The problem: Lift out each line of the data that holds "两个维护".

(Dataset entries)
▬▬▬▬▬▬▬▬▬▬
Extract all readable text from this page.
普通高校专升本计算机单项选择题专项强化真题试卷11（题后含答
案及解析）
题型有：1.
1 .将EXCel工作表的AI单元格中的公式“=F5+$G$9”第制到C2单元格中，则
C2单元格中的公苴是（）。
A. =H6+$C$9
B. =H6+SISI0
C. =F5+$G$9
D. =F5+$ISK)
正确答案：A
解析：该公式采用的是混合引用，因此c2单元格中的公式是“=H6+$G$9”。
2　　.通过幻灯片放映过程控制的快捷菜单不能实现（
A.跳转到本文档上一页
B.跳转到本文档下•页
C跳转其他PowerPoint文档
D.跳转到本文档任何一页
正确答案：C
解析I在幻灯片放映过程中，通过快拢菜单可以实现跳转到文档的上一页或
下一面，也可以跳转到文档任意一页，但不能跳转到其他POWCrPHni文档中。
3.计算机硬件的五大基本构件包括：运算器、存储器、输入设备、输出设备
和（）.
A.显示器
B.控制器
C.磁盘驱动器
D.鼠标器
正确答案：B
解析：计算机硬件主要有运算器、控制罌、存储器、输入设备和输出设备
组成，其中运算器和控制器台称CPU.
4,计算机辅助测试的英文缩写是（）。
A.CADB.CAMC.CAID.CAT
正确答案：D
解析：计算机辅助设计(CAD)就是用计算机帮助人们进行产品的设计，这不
▬▬▬▬▬▬▬▬▬▬
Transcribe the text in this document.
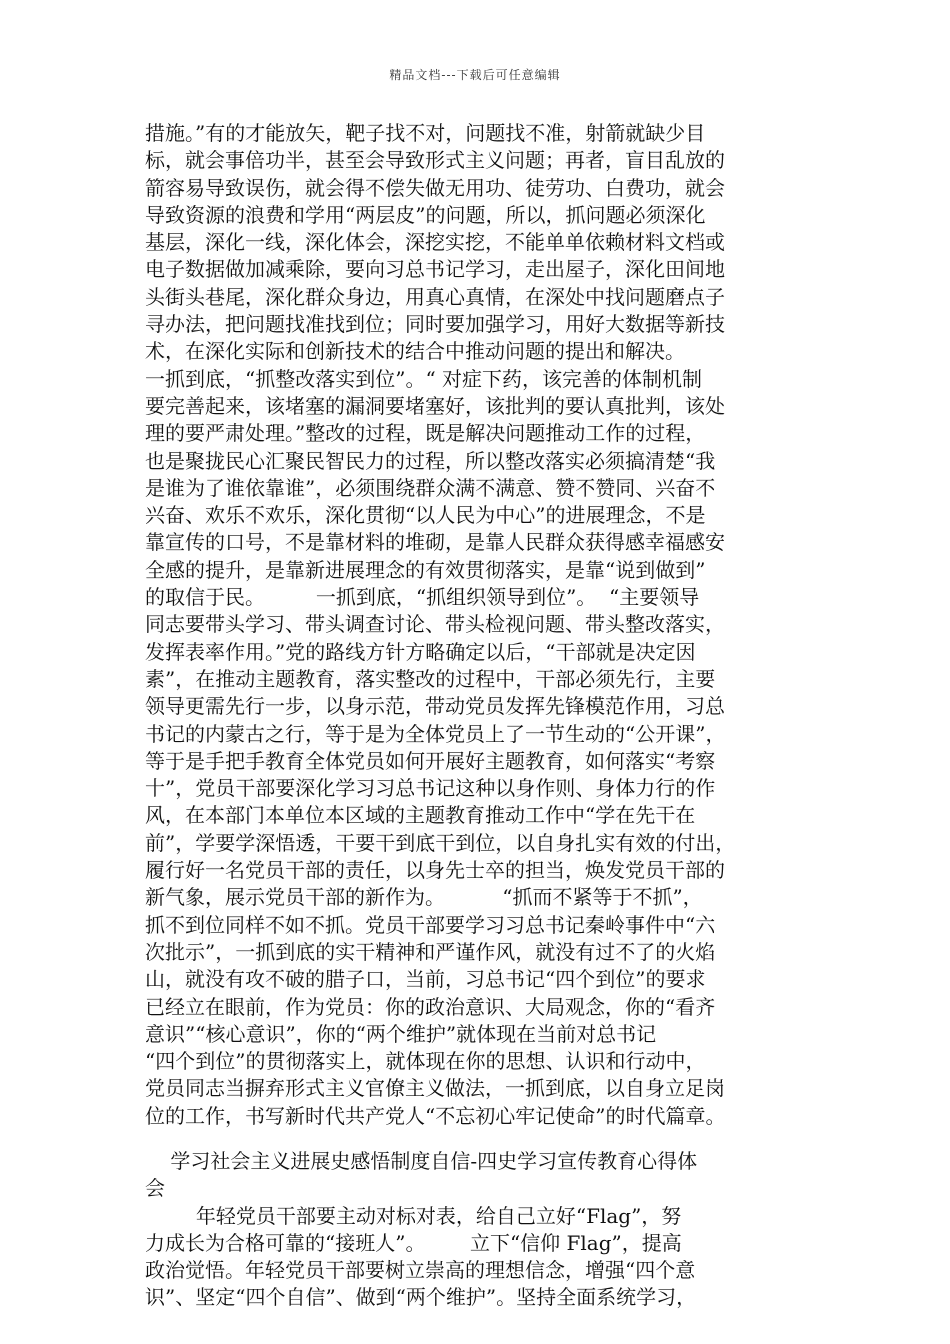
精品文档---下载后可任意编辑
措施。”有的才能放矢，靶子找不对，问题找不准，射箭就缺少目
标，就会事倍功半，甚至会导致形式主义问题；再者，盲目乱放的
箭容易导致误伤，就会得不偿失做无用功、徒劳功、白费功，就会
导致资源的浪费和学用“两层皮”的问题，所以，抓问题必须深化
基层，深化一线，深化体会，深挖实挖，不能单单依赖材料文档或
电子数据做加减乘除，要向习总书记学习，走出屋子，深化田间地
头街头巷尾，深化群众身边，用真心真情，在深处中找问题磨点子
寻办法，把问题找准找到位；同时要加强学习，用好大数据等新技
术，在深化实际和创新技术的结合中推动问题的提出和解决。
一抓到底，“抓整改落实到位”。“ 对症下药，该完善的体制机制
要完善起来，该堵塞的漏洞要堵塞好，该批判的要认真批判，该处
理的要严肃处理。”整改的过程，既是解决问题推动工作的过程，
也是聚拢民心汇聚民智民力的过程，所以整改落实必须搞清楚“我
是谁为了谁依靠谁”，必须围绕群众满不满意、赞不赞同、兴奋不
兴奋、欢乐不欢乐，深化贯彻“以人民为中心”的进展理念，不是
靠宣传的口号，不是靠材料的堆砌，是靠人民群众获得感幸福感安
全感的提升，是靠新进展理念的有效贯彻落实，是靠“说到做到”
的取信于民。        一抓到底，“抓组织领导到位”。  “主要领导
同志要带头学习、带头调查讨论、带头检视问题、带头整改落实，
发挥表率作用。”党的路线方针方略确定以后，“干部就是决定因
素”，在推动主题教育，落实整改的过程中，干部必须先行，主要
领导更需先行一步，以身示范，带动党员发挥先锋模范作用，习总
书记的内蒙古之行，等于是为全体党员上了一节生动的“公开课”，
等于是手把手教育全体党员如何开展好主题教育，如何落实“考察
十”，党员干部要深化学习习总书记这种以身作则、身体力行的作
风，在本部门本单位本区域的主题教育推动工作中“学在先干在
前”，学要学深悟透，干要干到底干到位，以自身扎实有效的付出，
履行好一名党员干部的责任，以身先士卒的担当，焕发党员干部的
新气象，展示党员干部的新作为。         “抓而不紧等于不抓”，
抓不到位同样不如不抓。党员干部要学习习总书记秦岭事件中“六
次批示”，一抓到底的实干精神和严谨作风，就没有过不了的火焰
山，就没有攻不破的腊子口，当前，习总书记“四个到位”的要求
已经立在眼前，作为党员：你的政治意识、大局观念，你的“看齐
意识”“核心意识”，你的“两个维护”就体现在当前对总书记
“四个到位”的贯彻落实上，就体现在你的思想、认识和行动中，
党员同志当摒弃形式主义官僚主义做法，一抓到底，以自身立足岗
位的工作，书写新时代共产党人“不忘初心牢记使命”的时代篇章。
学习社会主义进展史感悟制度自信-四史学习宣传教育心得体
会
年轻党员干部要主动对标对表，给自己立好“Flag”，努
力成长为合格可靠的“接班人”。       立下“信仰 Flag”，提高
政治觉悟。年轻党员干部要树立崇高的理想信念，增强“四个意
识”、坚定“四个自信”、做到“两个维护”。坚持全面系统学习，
▬▬▬▬▬▬▬▬▬▬
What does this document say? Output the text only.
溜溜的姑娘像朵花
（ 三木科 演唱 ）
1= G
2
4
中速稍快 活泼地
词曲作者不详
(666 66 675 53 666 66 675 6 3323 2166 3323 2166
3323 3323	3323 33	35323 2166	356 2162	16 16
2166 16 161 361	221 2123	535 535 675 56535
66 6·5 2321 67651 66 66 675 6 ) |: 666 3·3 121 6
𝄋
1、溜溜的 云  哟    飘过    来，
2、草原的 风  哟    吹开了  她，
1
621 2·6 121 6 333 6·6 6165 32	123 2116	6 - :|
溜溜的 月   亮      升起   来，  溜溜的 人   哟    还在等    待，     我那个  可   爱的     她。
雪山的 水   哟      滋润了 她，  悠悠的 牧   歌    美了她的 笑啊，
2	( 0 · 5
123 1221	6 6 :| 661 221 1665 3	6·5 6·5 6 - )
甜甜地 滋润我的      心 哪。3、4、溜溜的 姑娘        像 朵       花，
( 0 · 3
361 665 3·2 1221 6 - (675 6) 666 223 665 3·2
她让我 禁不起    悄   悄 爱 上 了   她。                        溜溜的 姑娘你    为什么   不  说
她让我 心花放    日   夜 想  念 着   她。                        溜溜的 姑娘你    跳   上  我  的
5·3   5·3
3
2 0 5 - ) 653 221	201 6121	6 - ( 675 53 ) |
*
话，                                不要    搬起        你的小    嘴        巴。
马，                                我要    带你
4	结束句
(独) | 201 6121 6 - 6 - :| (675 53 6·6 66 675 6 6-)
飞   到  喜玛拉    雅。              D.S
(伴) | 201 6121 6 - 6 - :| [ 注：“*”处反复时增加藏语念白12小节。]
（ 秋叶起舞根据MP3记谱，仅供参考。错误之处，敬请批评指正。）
▬▬▬▬▬▬▬▬▬▬
Written solution:
意识”“核心意识”，你的“两个维护”就体现在当前对总书记
识”、坚定“四个自信”、做到“两个维护”。坚持全面系统学习，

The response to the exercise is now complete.